WHAT THE EXERCISE ASKS
Wherever the string "image" shows up in a line, count that line. Give the total alone.

-- Begin SOURCE RECORDS --

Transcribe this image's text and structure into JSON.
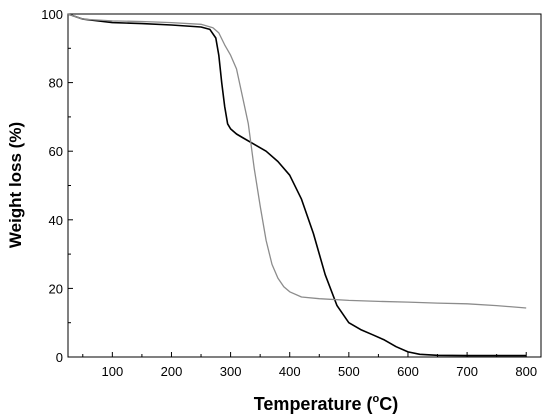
{
  "chart_data": {
    "type": "line",
    "title": "",
    "xlabel": "Temperature",
    "xlabel_unit_prefix": "(",
    "xlabel_unit_sup": "o",
    "xlabel_unit_suffix": "C)",
    "ylabel": "Weight loss (%)",
    "xlim": [
      25,
      825
    ],
    "ylim": [
      0,
      100
    ],
    "xticks": [
      100,
      200,
      300,
      400,
      500,
      600,
      700,
      800
    ],
    "yticks": [
      0,
      20,
      40,
      60,
      80,
      100
    ],
    "grid": false,
    "legend": "none",
    "series": [
      {
        "color": "#000000",
        "x": [
          25,
          50,
          100,
          150,
          200,
          250,
          265,
          275,
          280,
          285,
          290,
          295,
          300,
          310,
          320,
          340,
          360,
          380,
          400,
          420,
          440,
          460,
          480,
          500,
          520,
          540,
          560,
          580,
          600,
          620,
          650,
          700,
          750,
          800
        ],
        "y": [
          100,
          98.5,
          97.5,
          97.2,
          96.8,
          96.2,
          95.5,
          93,
          88,
          80,
          73,
          68,
          66.5,
          65,
          64,
          62,
          60,
          57,
          53,
          46,
          36,
          24,
          15,
          10,
          8,
          6.5,
          5,
          3,
          1.5,
          0.8,
          0.5,
          0.4,
          0.4,
          0.4
        ]
      },
      {
        "color": "#8c8c8c",
        "x": [
          25,
          50,
          100,
          150,
          200,
          250,
          270,
          280,
          290,
          300,
          310,
          320,
          330,
          340,
          350,
          360,
          370,
          380,
          390,
          400,
          420,
          450,
          500,
          550,
          600,
          650,
          700,
          750,
          800
        ],
        "y": [
          100,
          98.5,
          98,
          97.8,
          97.5,
          97,
          96,
          94.5,
          91,
          88,
          84,
          76,
          68,
          55,
          44,
          34,
          27,
          23,
          20.5,
          19,
          17.5,
          17,
          16.5,
          16.2,
          16,
          15.7,
          15.5,
          15,
          14.3
        ]
      }
    ]
  }
}
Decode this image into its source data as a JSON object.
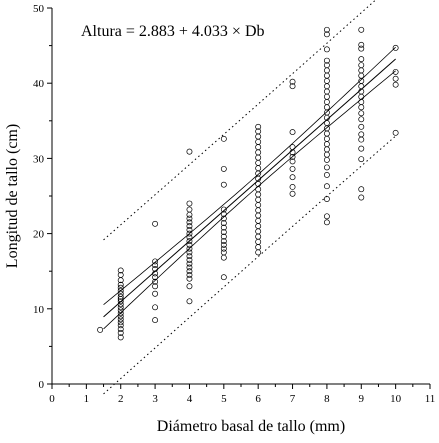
{
  "chart_data": {
    "type": "scatter",
    "title": "",
    "annotation": "Altura = 2.883 + 4.033 × Db",
    "xlabel": "Diámetro basal de tallo (mm)",
    "ylabel": "Longitud de tallo (cm)",
    "xlim": [
      0,
      11
    ],
    "ylim": [
      0,
      50
    ],
    "xticks": [
      "0",
      "1",
      "2",
      "3",
      "4",
      "5",
      "6",
      "7",
      "8",
      "9",
      "10",
      "11"
    ],
    "yticks": [
      "0",
      "10",
      "20",
      "30",
      "40",
      "50"
    ],
    "grid": false,
    "regression": {
      "intercept": 2.883,
      "slope": 4.033,
      "x_range": [
        1.5,
        10.0
      ],
      "confidence_band": true,
      "prediction_band": true
    },
    "points": [
      {
        "x": 1.4,
        "y": 7.2
      },
      {
        "x": 2,
        "y": 6.2
      },
      {
        "x": 2,
        "y": 6.8
      },
      {
        "x": 2,
        "y": 7.3
      },
      {
        "x": 2,
        "y": 7.8
      },
      {
        "x": 2,
        "y": 8.2
      },
      {
        "x": 2,
        "y": 8.6
      },
      {
        "x": 2,
        "y": 9.0
      },
      {
        "x": 2,
        "y": 9.4
      },
      {
        "x": 2,
        "y": 9.8
      },
      {
        "x": 2,
        "y": 10.2
      },
      {
        "x": 2,
        "y": 10.6
      },
      {
        "x": 2,
        "y": 11.0
      },
      {
        "x": 2,
        "y": 11.3
      },
      {
        "x": 2,
        "y": 11.6
      },
      {
        "x": 2,
        "y": 12.0
      },
      {
        "x": 2,
        "y": 12.4
      },
      {
        "x": 2,
        "y": 12.8
      },
      {
        "x": 2,
        "y": 13.2
      },
      {
        "x": 2,
        "y": 13.8
      },
      {
        "x": 2,
        "y": 14.5
      },
      {
        "x": 2,
        "y": 15.1
      },
      {
        "x": 3,
        "y": 8.5
      },
      {
        "x": 3,
        "y": 10.2
      },
      {
        "x": 3,
        "y": 12.0
      },
      {
        "x": 3,
        "y": 13.0
      },
      {
        "x": 3,
        "y": 13.6
      },
      {
        "x": 3,
        "y": 14.2
      },
      {
        "x": 3,
        "y": 14.7
      },
      {
        "x": 3,
        "y": 15.3
      },
      {
        "x": 3,
        "y": 15.8
      },
      {
        "x": 3,
        "y": 16.3
      },
      {
        "x": 3,
        "y": 21.3
      },
      {
        "x": 4,
        "y": 11.0
      },
      {
        "x": 4,
        "y": 13.0
      },
      {
        "x": 4,
        "y": 14.0
      },
      {
        "x": 4,
        "y": 14.5
      },
      {
        "x": 4,
        "y": 15.0
      },
      {
        "x": 4,
        "y": 15.5
      },
      {
        "x": 4,
        "y": 16.0
      },
      {
        "x": 4,
        "y": 16.5
      },
      {
        "x": 4,
        "y": 17.0
      },
      {
        "x": 4,
        "y": 17.5
      },
      {
        "x": 4,
        "y": 18.0
      },
      {
        "x": 4,
        "y": 18.5
      },
      {
        "x": 4,
        "y": 19.0
      },
      {
        "x": 4,
        "y": 19.5
      },
      {
        "x": 4,
        "y": 20.0
      },
      {
        "x": 4,
        "y": 20.5
      },
      {
        "x": 4,
        "y": 21.0
      },
      {
        "x": 4,
        "y": 21.5
      },
      {
        "x": 4,
        "y": 22.0
      },
      {
        "x": 4,
        "y": 22.5
      },
      {
        "x": 4,
        "y": 23.2
      },
      {
        "x": 4,
        "y": 24.0
      },
      {
        "x": 4,
        "y": 30.9
      },
      {
        "x": 5,
        "y": 14.2
      },
      {
        "x": 5,
        "y": 16.8
      },
      {
        "x": 5,
        "y": 17.5
      },
      {
        "x": 5,
        "y": 18.0
      },
      {
        "x": 5,
        "y": 18.5
      },
      {
        "x": 5,
        "y": 19.0
      },
      {
        "x": 5,
        "y": 19.6
      },
      {
        "x": 5,
        "y": 20.2
      },
      {
        "x": 5,
        "y": 20.8
      },
      {
        "x": 5,
        "y": 21.4
      },
      {
        "x": 5,
        "y": 22.0
      },
      {
        "x": 5,
        "y": 22.6
      },
      {
        "x": 5,
        "y": 23.2
      },
      {
        "x": 5,
        "y": 26.5
      },
      {
        "x": 5,
        "y": 28.6
      },
      {
        "x": 5,
        "y": 32.6
      },
      {
        "x": 6,
        "y": 17.5
      },
      {
        "x": 6,
        "y": 18.2
      },
      {
        "x": 6,
        "y": 18.9
      },
      {
        "x": 6,
        "y": 19.6
      },
      {
        "x": 6,
        "y": 20.3
      },
      {
        "x": 6,
        "y": 21.0
      },
      {
        "x": 6,
        "y": 21.7
      },
      {
        "x": 6,
        "y": 22.4
      },
      {
        "x": 6,
        "y": 23.1
      },
      {
        "x": 6,
        "y": 23.8
      },
      {
        "x": 6,
        "y": 24.5
      },
      {
        "x": 6,
        "y": 25.2
      },
      {
        "x": 6,
        "y": 25.9
      },
      {
        "x": 6,
        "y": 26.6
      },
      {
        "x": 6,
        "y": 27.3
      },
      {
        "x": 6,
        "y": 28.0
      },
      {
        "x": 6,
        "y": 28.7
      },
      {
        "x": 6,
        "y": 29.4
      },
      {
        "x": 6,
        "y": 30.1
      },
      {
        "x": 6,
        "y": 30.8
      },
      {
        "x": 6,
        "y": 31.5
      },
      {
        "x": 6,
        "y": 32.2
      },
      {
        "x": 6,
        "y": 32.9
      },
      {
        "x": 6,
        "y": 33.6
      },
      {
        "x": 6,
        "y": 34.2
      },
      {
        "x": 7,
        "y": 25.3
      },
      {
        "x": 7,
        "y": 26.2
      },
      {
        "x": 7,
        "y": 27.5
      },
      {
        "x": 7,
        "y": 28.6
      },
      {
        "x": 7,
        "y": 29.6
      },
      {
        "x": 7,
        "y": 30.2
      },
      {
        "x": 7,
        "y": 30.8
      },
      {
        "x": 7,
        "y": 31.5
      },
      {
        "x": 7,
        "y": 33.5
      },
      {
        "x": 7,
        "y": 39.6
      },
      {
        "x": 7,
        "y": 40.2
      },
      {
        "x": 8,
        "y": 21.5
      },
      {
        "x": 8,
        "y": 22.3
      },
      {
        "x": 8,
        "y": 24.6
      },
      {
        "x": 8,
        "y": 26.3
      },
      {
        "x": 8,
        "y": 27.8
      },
      {
        "x": 8,
        "y": 28.8
      },
      {
        "x": 8,
        "y": 29.8
      },
      {
        "x": 8,
        "y": 30.5
      },
      {
        "x": 8,
        "y": 31.2
      },
      {
        "x": 8,
        "y": 31.9
      },
      {
        "x": 8,
        "y": 32.6
      },
      {
        "x": 8,
        "y": 33.3
      },
      {
        "x": 8,
        "y": 34.0
      },
      {
        "x": 8,
        "y": 34.7
      },
      {
        "x": 8,
        "y": 35.4
      },
      {
        "x": 8,
        "y": 36.1
      },
      {
        "x": 8,
        "y": 36.8
      },
      {
        "x": 8,
        "y": 37.5
      },
      {
        "x": 8,
        "y": 38.2
      },
      {
        "x": 8,
        "y": 38.9
      },
      {
        "x": 8,
        "y": 39.6
      },
      {
        "x": 8,
        "y": 40.3
      },
      {
        "x": 8,
        "y": 41.0
      },
      {
        "x": 8,
        "y": 41.7
      },
      {
        "x": 8,
        "y": 42.4
      },
      {
        "x": 8,
        "y": 43.0
      },
      {
        "x": 8,
        "y": 44.5
      },
      {
        "x": 8,
        "y": 46.5
      },
      {
        "x": 8,
        "y": 47.1
      },
      {
        "x": 9,
        "y": 24.8
      },
      {
        "x": 9,
        "y": 25.9
      },
      {
        "x": 9,
        "y": 29.9
      },
      {
        "x": 9,
        "y": 31.3
      },
      {
        "x": 9,
        "y": 32.5
      },
      {
        "x": 9,
        "y": 33.2
      },
      {
        "x": 9,
        "y": 34.2
      },
      {
        "x": 9,
        "y": 35.2
      },
      {
        "x": 9,
        "y": 36.0
      },
      {
        "x": 9,
        "y": 36.8
      },
      {
        "x": 9,
        "y": 37.5
      },
      {
        "x": 9,
        "y": 38.2
      },
      {
        "x": 9,
        "y": 38.9
      },
      {
        "x": 9,
        "y": 39.6
      },
      {
        "x": 9,
        "y": 40.3
      },
      {
        "x": 9,
        "y": 41.0
      },
      {
        "x": 9,
        "y": 41.7
      },
      {
        "x": 9,
        "y": 42.4
      },
      {
        "x": 9,
        "y": 43.2
      },
      {
        "x": 9,
        "y": 44.6
      },
      {
        "x": 9,
        "y": 45.1
      },
      {
        "x": 9,
        "y": 47.1
      },
      {
        "x": 10,
        "y": 33.4
      },
      {
        "x": 10,
        "y": 39.8
      },
      {
        "x": 10,
        "y": 40.6
      },
      {
        "x": 10,
        "y": 41.5
      },
      {
        "x": 10,
        "y": 44.7
      }
    ]
  }
}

-- End SOURCE RECORDS --

THE ANSWER
2